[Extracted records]

···

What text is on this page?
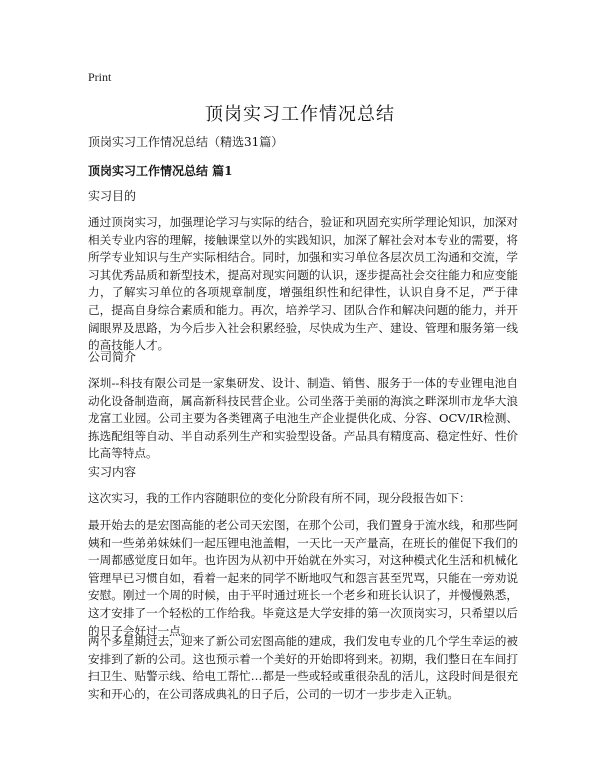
Print
顶岗实习工作情况总结

顶岗实习工作情况总结（精选31篇）

顶岗实习工作情况总结 篇1

实习目的

通过顶岗实习，加强理论学习与实际的结合，验证和巩固充实所学理论知识，加深对相关专业内容的理解，接触课堂以外的实践知识，加深了解社会对本专业的需要，将所学专业知识与生产实际相结合。同时，加强和实习单位各层次员工沟通和交流，学习其优秀品质和新型技术，提高对现实问题的认识，逐步提高社会交往能力和应变能力，了解实习单位的各项规章制度，增强组织性和纪律性，认识自身不足，严于律己，提高自身综合素质和能力。再次，培养学习、团队合作和解决问题的能力，并开阔眼界及思路，为今后步入社会积累经验，尽快成为生产、建设、管理和服务第一线的高技能人才。

公司简介

深圳--科技有限公司是一家集研发、设计、制造、销售、服务于一体的专业锂电池自动化设备制造商，属高新科技民营企业。公司坐落于美丽的海滨之畔深圳市龙华大浪龙富工业园。公司主要为各类锂离子电池生产企业提供化成、分容、OCV/IR检测、拣选配组等自动、半自动系列生产和实验型设备。产品具有精度高、稳定性好、性价比高等特点。

实习内容

这次实习，我的工作内容随职位的变化分阶段有所不同，现分段报告如下：

最开始去的是宏图高能的老公司天宏图，在那个公司，我们置身于流水线，和那些阿姨和一些弟弟妹妹们一起压锂电池盖帽，一天比一天产量高，在班长的催促下我们的一周都感觉度日如年。也许因为从初中开始就在外实习，对这种模式化生活和机械化管理早已习惯自如，看着一起来的同学不断地叹气和怨言甚至咒骂，只能在一旁劝说安慰。刚过一个周的时候，由于平时通过班长一个老乡和班长认识了，并慢慢熟悉，这才安排了一个轻松的工作给我。毕竟这是大学安排的第一次顶岗实习，只希望以后的日子会好过一点。

两个多星期过去，迎来了新公司宏图高能的建成，我们发电专业的几个学生幸运的被安排到了新的公司。这也预示着一个美好的开始即将到来。初期，我们整日在车间打扫卫生、贴警示线、给电工帮忙…都是一些或轻或重很杂乱的活儿，这段时间是很充实和开心的，在公司落成典礼的日子后，公司的一切才一步步走入正轨。
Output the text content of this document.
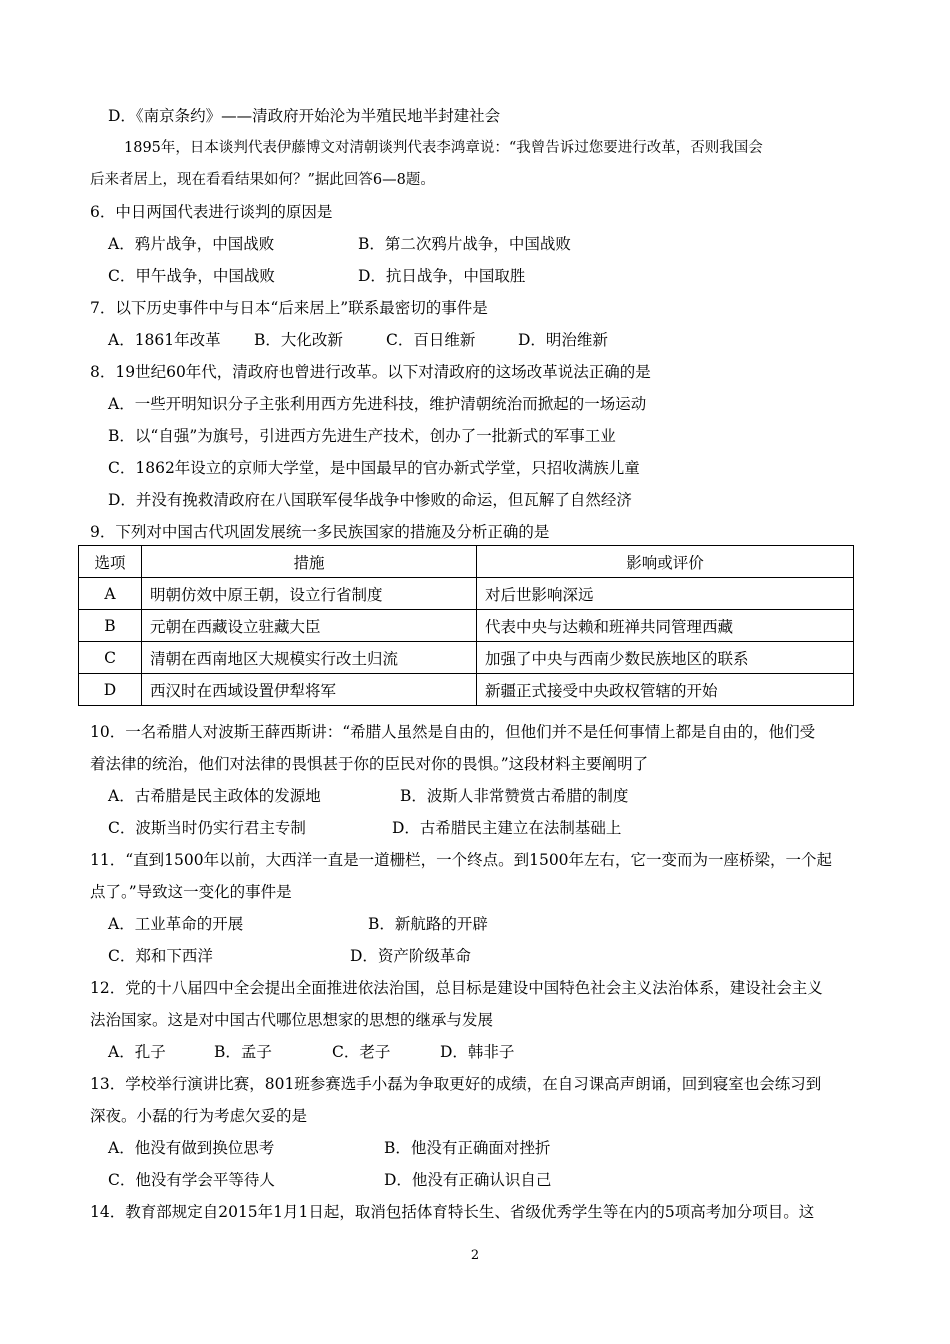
D．《南京条约》——清政府开始沦为半殖民地半封建社会
1895年，日本谈判代表伊藤博文对清朝谈判代表李鸿章说：“我曾告诉过您要进行改革，否则我国会
后来者居上，现在看看结果如何？”据此回答6—8题。
6．中日两国代表进行谈判的原因是
A．鸦片战争，中国战败	B．第二次鸦片战争，中国战败
C．甲午战争，中国战败	D．抗日战争，中国取胜
7．以下历史事件中与日本“后来居上”联系最密切的事件是
A．1861年改革 B．大化改新	C．百日维新	D．明治维新
8．19世纪60年代，清政府也曾进行改革。以下对清政府的这场改革说法正确的是
A．一些开明知识分子主张利用西方先进科技，维护清朝统治而掀起的一场运动
B．以“自强”为旗号，引进西方先进生产技术，创办了一批新式的军事工业
C．1862年设立的京师大学堂，是中国最早的官办新式学堂，只招收满族儿童
D．并没有挽救清政府在八国联军侵华战争中惨败的命运，但瓦解了自然经济
9．下列对中国古代巩固发展统一多民族国家的措施及分析正确的是
选项	措施	影响或评价
A	明朝仿效中原王朝，设立行省制度	对后世影响深远
B	元朝在西藏设立驻藏大臣	代表中央与达赖和班禅共同管理西藏
C	清朝在西南地区大规模实行改土归流	加强了中央与西南少数民族地区的联系
D	西汉时在西域设置伊犁将军	新疆正式接受中央政权管辖的开始
10．一名希腊人对波斯王薛西斯讲：“希腊人虽然是自由的，但他们并不是任何事情上都是自由的，他们受
着法律的统治，他们对法律的畏惧甚于你的臣民对你的畏惧。”这段材料主要阐明了
A．古希腊是民主政体的发源地	B．波斯人非常赞赏古希腊的制度
C．波斯当时仍实行君主专制	D．古希腊民主建立在法制基础上
11．“直到1500年以前，大西洋一直是一道栅栏，一个终点。到1500年左右，它一变而为一座桥梁，一个起
点了。”导致这一变化的事件是
A．工业革命的开展	B．新航路的开辟
C．郑和下西洋	D．资产阶级革命
12．党的十八届四中全会提出全面推进依法治国，总目标是建设中国特色社会主义法治体系，建设社会主义
法治国家。这是对中国古代哪位思想家的思想的继承与发展
A．孔子	B．孟子	C．老子	D．韩非子
13．学校举行演讲比赛，801班参赛选手小磊为争取更好的成绩，在自习课高声朗诵，回到寝室也会练习到
深夜。小磊的行为考虑欠妥的是
A．他没有做到换位思考	B．他没有正确面对挫折
C．他没有学会平等待人	D．他没有正确认识自己
14．教育部规定自2015年1月1日起，取消包括体育特长生、省级优秀学生等在内的5项高考加分项目。这
2
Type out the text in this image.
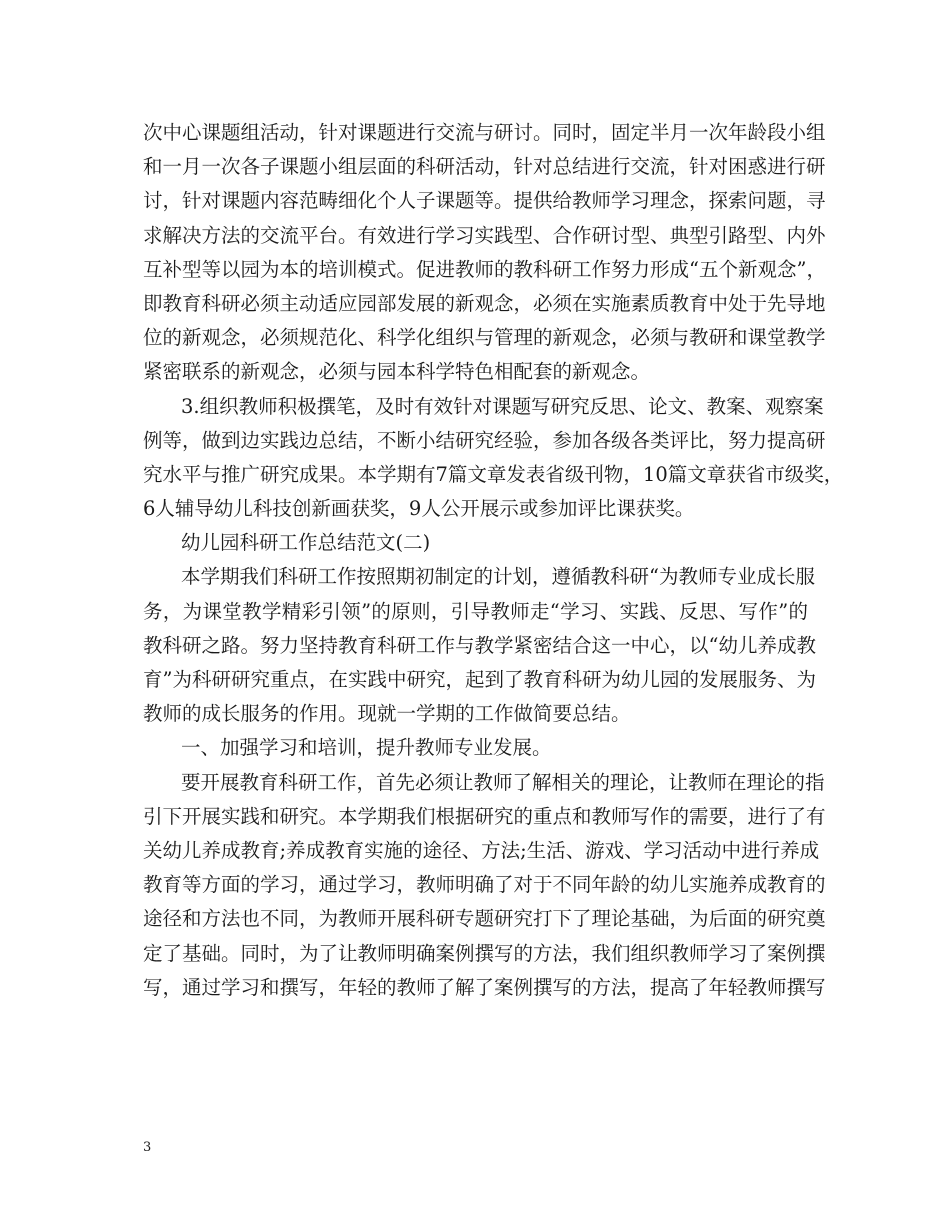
次中心课题组活动，针对课题进行交流与研讨。同时，固定半月一次年龄段小组
和一月一次各子课题小组层面的科研活动，针对总结进行交流，针对困惑进行研
讨，针对课题内容范畴细化个人子课题等。提供给教师学习理念，探索问题，寻
求解决方法的交流平台。有效进行学习实践型、合作研讨型、典型引路型、内外
互补型等以园为本的培训模式。促进教师的教科研工作努力形成“五个新观念”，
即教育科研必须主动适应园部发展的新观念，必须在实施素质教育中处于先导地
位的新观念，必须规范化、科学化组织与管理的新观念，必须与教研和课堂教学
紧密联系的新观念，必须与园本科学特色相配套的新观念。
3.组织教师积极撰笔，及时有效针对课题写研究反思、论文、教案、观察案
例等，做到边实践边总结，不断小结研究经验，参加各级各类评比，努力提高研
究水平与推广研究成果。本学期有7篇文章发表省级刊物，10篇文章获省市级奖，
6人辅导幼儿科技创新画获奖，9人公开展示或参加评比课获奖。
幼儿园科研工作总结范文(二)
本学期我们科研工作按照期初制定的计划，遵循教科研“为教师专业成长服
务，为课堂教学精彩引领”的原则，引导教师走“学习、实践、反思、写作”的
教科研之路。努力坚持教育科研工作与教学紧密结合这一中心，以“幼儿养成教
育”为科研研究重点，在实践中研究，起到了教育科研为幼儿园的发展服务、为
教师的成长服务的作用。现就一学期的工作做简要总结。
一、加强学习和培训，提升教师专业发展。
要开展教育科研工作，首先必须让教师了解相关的理论，让教师在理论的指
引下开展实践和研究。本学期我们根据研究的重点和教师写作的需要，进行了有
关幼儿养成教育;养成教育实施的途径、方法;生活、游戏、学习活动中进行养成
教育等方面的学习，通过学习，教师明确了对于不同年龄的幼儿实施养成教育的
途径和方法也不同，为教师开展科研专题研究打下了理论基础，为后面的研究奠
定了基础。同时，为了让教师明确案例撰写的方法，我们组织教师学习了案例撰
写，通过学习和撰写，年轻的教师了解了案例撰写的方法，提高了年轻教师撰写
3
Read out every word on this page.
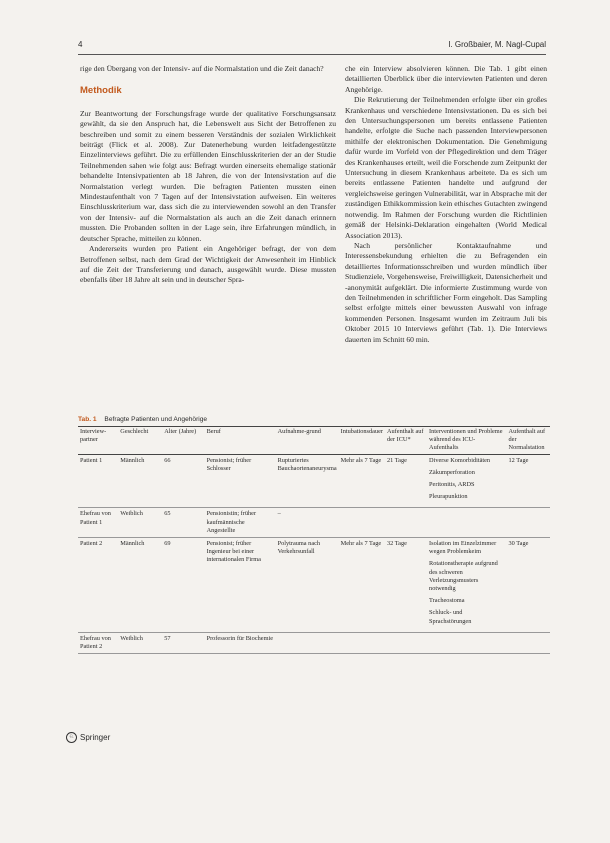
4	I. Großbaier, M. Nagl-Cupal

rige den Übergang von der Intensiv- auf die Normalstation und die Zeit danach?

Methodik

Zur Beantwortung der Forschungsfrage wurde der qualitative Forschungsansatz gewählt, da sie den Anspruch hat, die Lebenswelt aus Sicht der Betroffenen zu beschreiben und somit zu einem besseren Verständnis der sozialen Wirklichkeit beiträgt (Flick et al. 2008). Zur Datenerhebung wurden leitfadengestützte Einzelinterviews geführt. Die zu erfüllenden Einschlusskriterien der an der Studie Teilnehmenden sahen wie folgt aus: Befragt wurden einerseits ehemalige stationär behandelte Intensivpatienten ab 18 Jahren, die von der Intensivstation auf die Normalstation verlegt wurden. Die befragten Patienten mussten einen Mindestaufenthalt von 7 Tagen auf der Intensivstation aufweisen. Ein weiteres Einschlusskriterium war, dass sich die zu interviewenden sowohl an den Transfer von der Intensiv- auf die Normalstation als auch an die Zeit danach erinnern mussten. Die Probanden sollten in der Lage sein, ihre Erfahrungen mündlich, in deutscher Sprache, mitteilen zu können.

Andererseits wurden pro Patient ein Angehöriger befragt, der von dem Betroffenen selbst, nach dem Grad der Wichtigkeit der Anwesenheit im Hinblick auf die Zeit der Transferierung und danach, ausgewählt wurde. Diese mussten ebenfalls über 18 Jahre alt sein und in deutscher Spra-

che ein Interview absolvieren können. Die Tab. 1 gibt einen detaillierten Überblick über die interviewten Patienten und deren Angehörige.

Die Rekrutierung der Teilnehmenden erfolgte über ein großes Krankenhaus und verschiedene Intensivstationen. Da es sich bei den Untersuchungspersonen um bereits entlassene Patienten handelte, erfolgte die Suche nach passenden Interviewpersonen mithilfe der elektronischen Dokumentation. Die Genehmigung dafür wurde im Vorfeld von der Pflegedirektion und dem Träger des Krankenhauses erteilt, weil die Forschende zum Zeitpunkt der Untersuchung in diesem Krankenhaus arbeitete. Da es sich um bereits entlassene Patienten handelte und aufgrund der vergleichsweise geringen Vulnerabilität, war in Absprache mit der zuständigen Ethikkommission kein ethisches Gutachten zwingend notwendig. Im Rahmen der Forschung wurden die Richtlinien gemäß der Helsinki-Deklaration eingehalten (World Medical Association 2013).

Nach persönlicher Kontaktaufnahme und Interessensbekundung erhielten die zu Befragenden ein detailliertes Informationsschreiben und wurden mündlich über Studienziele, Vorgehensweise, Freiwilligkeit, Datensicherheit und -anonymität aufgeklärt. Die informierte Zustimmung wurde von den Teilnehmenden in schriftlicher Form eingeholt. Das Sampling selbst erfolgte mittels einer bewussten Auswahl von infrage kommenden Personen. Insgesamt wurden im Zeitraum Juli bis Oktober 2015 10 Interviews geführt (Tab. 1). Die Interviews dauerten im Schnitt 60 min.

Tab. 1 Befragte Patienten und Angehörige
Interview-partner	Geschlecht	Alter (Jahre)	Beruf	Aufnahme-grund	Intubationsdauer	Aufenthalt auf der ICU*	Interventionen und Probleme während des ICU-Aufenthalts	Aufenthalt auf der Normalstation
Patient 1	Männlich	66	Pensionist; früher Schlosser	Rupturiertes Bauchaortenaneurysma	Mehr als 7 Tage	21 Tage	Diverse Komorbiditäten
Zäkumperforation
Peritonitis, ARDS
Pleurapunktion	12 Tage
Ehefrau von Patient 1	Weiblich	65	Pensionistin; früher kaufmännische Angestellte	–				
Patient 2	Männlich	69	Pensionist; früher Ingenieur bei einer internationalen Firma	Polytrauma nach Verkehrsunfall	Mehr als 7 Tage	32 Tage	Isolation im Einzelzimmer wegen Problemkeim
Rotationstherapie aufgrund des schweren Verletzungsmusters notwendig
Tracheostoma
Schluck- und Sprachstörungen	30 Tage
Ehefrau von Patient 2	Weiblich	57	Professorin für Biochemie					
♘ Springer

···

● AIM
Show each line of the listing that holds the string "Männlich".

● RESPONSE FOR THIS EXERCISE
Patient 1	Männlich	66	Pensionist; früher Schlosser	Rupturiertes Bauchaortenaneurysma	Mehr als 7 Tage	21 Tage	Diverse Komorbiditäten
Patient 2	Männlich	69	Pensionist; früher Ingenieur bei einer internationalen Firma	Polytrauma nach Verkehrsunfall	Mehr als 7 Tage	32 Tage	Isolation im Einzelzimmer wegen Problemkeim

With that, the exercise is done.